§ Stated problem
Print the data exactly, leaving nothing out.

(Stored data)

-- start --

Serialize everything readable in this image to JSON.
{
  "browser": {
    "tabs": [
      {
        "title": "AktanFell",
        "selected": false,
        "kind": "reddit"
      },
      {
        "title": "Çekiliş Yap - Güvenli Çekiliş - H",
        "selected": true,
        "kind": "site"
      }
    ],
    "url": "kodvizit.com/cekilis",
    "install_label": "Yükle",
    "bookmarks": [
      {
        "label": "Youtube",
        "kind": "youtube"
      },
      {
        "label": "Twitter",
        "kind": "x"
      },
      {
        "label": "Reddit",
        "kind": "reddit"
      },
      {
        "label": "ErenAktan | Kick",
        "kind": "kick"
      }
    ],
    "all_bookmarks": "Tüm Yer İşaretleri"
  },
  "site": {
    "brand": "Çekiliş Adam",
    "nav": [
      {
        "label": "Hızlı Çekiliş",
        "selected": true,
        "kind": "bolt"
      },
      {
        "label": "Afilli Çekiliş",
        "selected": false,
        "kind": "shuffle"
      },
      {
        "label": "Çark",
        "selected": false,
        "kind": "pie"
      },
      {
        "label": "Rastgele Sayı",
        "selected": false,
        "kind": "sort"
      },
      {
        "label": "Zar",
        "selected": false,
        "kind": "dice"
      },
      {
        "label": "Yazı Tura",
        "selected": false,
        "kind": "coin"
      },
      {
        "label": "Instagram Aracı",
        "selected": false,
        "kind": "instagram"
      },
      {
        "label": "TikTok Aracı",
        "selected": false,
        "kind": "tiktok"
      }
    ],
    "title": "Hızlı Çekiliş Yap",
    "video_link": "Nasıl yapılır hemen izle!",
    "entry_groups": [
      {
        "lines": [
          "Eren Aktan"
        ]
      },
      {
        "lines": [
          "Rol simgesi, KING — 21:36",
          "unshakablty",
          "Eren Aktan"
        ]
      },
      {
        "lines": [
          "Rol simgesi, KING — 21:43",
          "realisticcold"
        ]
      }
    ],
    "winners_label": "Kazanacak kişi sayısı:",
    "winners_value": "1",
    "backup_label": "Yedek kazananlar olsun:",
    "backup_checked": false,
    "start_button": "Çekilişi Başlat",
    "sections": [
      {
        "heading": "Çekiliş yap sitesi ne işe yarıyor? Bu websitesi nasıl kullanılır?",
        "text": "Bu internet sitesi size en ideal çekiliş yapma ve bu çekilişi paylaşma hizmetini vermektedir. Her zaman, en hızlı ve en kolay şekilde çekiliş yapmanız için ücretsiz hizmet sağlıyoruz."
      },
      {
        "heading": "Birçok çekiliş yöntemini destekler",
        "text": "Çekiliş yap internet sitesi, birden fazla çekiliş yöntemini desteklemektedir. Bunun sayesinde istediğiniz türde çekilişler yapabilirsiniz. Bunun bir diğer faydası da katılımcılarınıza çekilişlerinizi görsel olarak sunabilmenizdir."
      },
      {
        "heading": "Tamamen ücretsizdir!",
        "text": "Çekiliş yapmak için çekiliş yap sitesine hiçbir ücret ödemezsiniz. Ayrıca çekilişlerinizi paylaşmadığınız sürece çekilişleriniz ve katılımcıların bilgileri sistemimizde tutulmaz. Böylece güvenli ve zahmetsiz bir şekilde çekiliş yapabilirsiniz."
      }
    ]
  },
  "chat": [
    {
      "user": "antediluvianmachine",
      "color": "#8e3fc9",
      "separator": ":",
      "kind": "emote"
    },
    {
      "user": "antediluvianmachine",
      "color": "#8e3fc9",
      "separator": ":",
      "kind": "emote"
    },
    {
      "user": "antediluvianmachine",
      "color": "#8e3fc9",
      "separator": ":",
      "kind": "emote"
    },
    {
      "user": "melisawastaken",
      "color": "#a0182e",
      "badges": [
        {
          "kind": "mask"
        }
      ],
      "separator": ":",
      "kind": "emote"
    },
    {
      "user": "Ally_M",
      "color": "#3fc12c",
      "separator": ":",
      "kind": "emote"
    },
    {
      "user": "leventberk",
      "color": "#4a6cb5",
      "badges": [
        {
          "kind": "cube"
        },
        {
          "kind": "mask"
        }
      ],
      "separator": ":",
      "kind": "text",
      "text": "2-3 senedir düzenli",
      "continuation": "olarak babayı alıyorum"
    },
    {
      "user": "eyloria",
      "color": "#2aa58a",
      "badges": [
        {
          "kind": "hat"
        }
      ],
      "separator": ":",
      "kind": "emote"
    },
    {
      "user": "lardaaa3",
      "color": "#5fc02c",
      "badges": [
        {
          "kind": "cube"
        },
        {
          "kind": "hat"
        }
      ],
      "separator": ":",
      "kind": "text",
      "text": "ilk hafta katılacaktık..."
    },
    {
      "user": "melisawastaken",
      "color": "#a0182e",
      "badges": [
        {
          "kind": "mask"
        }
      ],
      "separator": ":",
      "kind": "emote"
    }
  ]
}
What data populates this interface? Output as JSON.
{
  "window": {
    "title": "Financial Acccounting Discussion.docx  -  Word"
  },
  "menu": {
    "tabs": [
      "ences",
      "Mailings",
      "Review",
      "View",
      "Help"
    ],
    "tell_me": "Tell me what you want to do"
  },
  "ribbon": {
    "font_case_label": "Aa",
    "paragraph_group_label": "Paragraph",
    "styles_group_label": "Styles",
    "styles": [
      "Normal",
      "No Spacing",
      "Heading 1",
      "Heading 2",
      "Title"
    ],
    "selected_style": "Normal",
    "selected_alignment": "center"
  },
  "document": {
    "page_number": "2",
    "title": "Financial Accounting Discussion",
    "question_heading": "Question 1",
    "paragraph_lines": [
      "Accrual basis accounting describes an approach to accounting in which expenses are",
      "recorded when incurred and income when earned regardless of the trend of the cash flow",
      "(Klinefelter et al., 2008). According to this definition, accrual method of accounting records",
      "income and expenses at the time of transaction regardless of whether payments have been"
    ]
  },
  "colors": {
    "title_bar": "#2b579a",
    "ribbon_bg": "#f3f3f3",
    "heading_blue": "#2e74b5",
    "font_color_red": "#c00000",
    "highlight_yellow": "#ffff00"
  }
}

-- end --

§ Response
Serialize everything readable in this image to JSON.
{
  "browser": {
    "tabs": [
      {
        "title": "AktanFell",
        "selected": false,
        "kind": "reddit"
      },
      {
        "title": "Çekiliş Yap - Güvenli Çekiliş - H",
        "selected": true,
        "kind": "site"
      }
    ],
    "url": "kodvizit.com/cekilis",
    "install_label": "Yükle",
    "bookmarks": [
      {
        "label": "Youtube",
        "kind": "youtube"
      },
      {
        "label": "Twitter",
        "kind": "x"
      },
      {
        "label": "Reddit",
        "kind": "reddit"
      },
      {
        "label": "ErenAktan | Kick",
        "kind": "kick"
      }
    ],
    "all_bookmarks": "Tüm Yer İşaretleri"
  },
  "site": {
    "brand": "Çekiliş Adam",
    "nav": [
      {
        "label": "Hızlı Çekiliş",
        "selected": true,
        "kind": "bolt"
      },
      {
        "label": "Afilli Çekiliş",
        "selected": false,
        "kind": "shuffle"
      },
      {
        "label": "Çark",
        "selected": false,
        "kind": "pie"
      },
      {
        "label": "Rastgele Sayı",
        "selected": false,
        "kind": "sort"
      },
      {
        "label": "Zar",
        "selected": false,
        "kind": "dice"
      },
      {
        "label": "Yazı Tura",
        "selected": false,
        "kind": "coin"
      },
      {
        "label": "Instagram Aracı",
        "selected": false,
        "kind": "instagram"
      },
      {
        "label": "TikTok Aracı",
        "selected": false,
        "kind": "tiktok"
      }
    ],
    "title": "Hızlı Çekiliş Yap",
    "video_link": "Nasıl yapılır hemen izle!",
    "entry_groups": [
      {
        "lines": [
          "Eren Aktan"
        ]
      },
      {
        "lines": [
          "Rol simgesi, KING — 21:36",
          "unshakablty",
          "Eren Aktan"
        ]
      },
      {
        "lines": [
          "Rol simgesi, KING — 21:43",
          "realisticcold"
        ]
      }
    ],
    "winners_label": "Kazanacak kişi sayısı:",
    "winners_value": "1",
    "backup_label": "Yedek kazananlar olsun:",
    "backup_checked": false,
    "start_button": "Çekilişi Başlat",
    "sections": [
      {
        "heading": "Çekiliş yap sitesi ne işe yarıyor? Bu websitesi nasıl kullanılır?",
        "text": "Bu internet sitesi size en ideal çekiliş yapma ve bu çekilişi paylaşma hizmetini vermektedir. Her zaman, en hızlı ve en kolay şekilde çekiliş yapmanız için ücretsiz hizmet sağlıyoruz."
      },
      {
        "heading": "Birçok çekiliş yöntemini destekler",
        "text": "Çekiliş yap internet sitesi, birden fazla çekiliş yöntemini desteklemektedir. Bunun sayesinde istediğiniz türde çekilişler yapabilirsiniz. Bunun bir diğer faydası da katılımcılarınıza çekilişlerinizi görsel olarak sunabilmenizdir."
      },
      {
        "heading": "Tamamen ücretsizdir!",
        "text": "Çekiliş yapmak için çekiliş yap sitesine hiçbir ücret ödemezsiniz. Ayrıca çekilişlerinizi paylaşmadığınız sürece çekilişleriniz ve katılımcıların bilgileri sistemimizde tutulmaz. Böylece güvenli ve zahmetsiz bir şekilde çekiliş yapabilirsiniz."
      }
    ]
  },
  "chat": [
    {
      "user": "antediluvianmachine",
      "color": "#8e3fc9",
      "separator": ":",
      "kind": "emote"
    },
    {
      "user": "antediluvianmachine",
      "color": "#8e3fc9",
      "separator": ":",
      "kind": "emote"
    },
    {
      "user": "antediluvianmachine",
      "color": "#8e3fc9",
      "separator": ":",
      "kind": "emote"
    },
    {
      "user": "melisawastaken",
      "color": "#a0182e",
      "badges": [
        {
          "kind": "mask"
        }
      ],
      "separator": ":",
      "kind": "emote"
    },
    {
      "user": "Ally_M",
      "color": "#3fc12c",
      "separator": ":",
      "kind": "emote"
    },
    {
      "user": "leventberk",
      "color": "#4a6cb5",
      "badges": [
        {
          "kind": "cube"
        },
        {
          "kind": "mask"
        }
      ],
      "separator": ":",
      "kind": "text",
      "text": "2-3 senedir düzenli",
      "continuation": "olarak babayı alıyorum"
    },
    {
      "user": "eyloria",
      "color": "#2aa58a",
      "badges": [
        {
          "kind": "hat"
        }
      ],
      "separator": ":",
      "kind": "emote"
    },
    {
      "user": "lardaaa3",
      "color": "#5fc02c",
      "badges": [
        {
          "kind": "cube"
        },
        {
          "kind": "hat"
        }
      ],
      "separator": ":",
      "kind": "text",
      "text": "ilk hafta katılacaktık..."
    },
    {
      "user": "melisawastaken",
      "color": "#a0182e",
      "badges": [
        {
          "kind": "mask"
        }
      ],
      "separator": ":",
      "kind": "emote"
    }
  ]
}
What data populates this interface? Output as JSON.
{
  "window": {
    "title": "Financial Acccounting Discussion.docx  -  Word"
  },
  "menu": {
    "tabs": [
      "ences",
      "Mailings",
      "Review",
      "View",
      "Help"
    ],
    "tell_me": "Tell me what you want to do"
  },
  "ribbon": {
    "font_case_label": "Aa",
    "paragraph_group_label": "Paragraph",
    "styles_group_label": "Styles",
    "styles": [
      "Normal",
      "No Spacing",
      "Heading 1",
      "Heading 2",
      "Title"
    ],
    "selected_style": "Normal",
    "selected_alignment": "center"
  },
  "document": {
    "page_number": "2",
    "title": "Financial Accounting Discussion",
    "question_heading": "Question 1",
    "paragraph_lines": [
      "Accrual basis accounting describes an approach to accounting in which expenses are",
      "recorded when incurred and income when earned regardless of the trend of the cash flow",
      "(Klinefelter et al., 2008). According to this definition, accrual method of accounting records",
      "income and expenses at the time of transaction regardless of whether payments have been"
    ]
  },
  "colors": {
    "title_bar": "#2b579a",
    "ribbon_bg": "#f3f3f3",
    "heading_blue": "#2e74b5",
    "font_color_red": "#c00000",
    "highlight_yellow": "#ffff00"
  }
}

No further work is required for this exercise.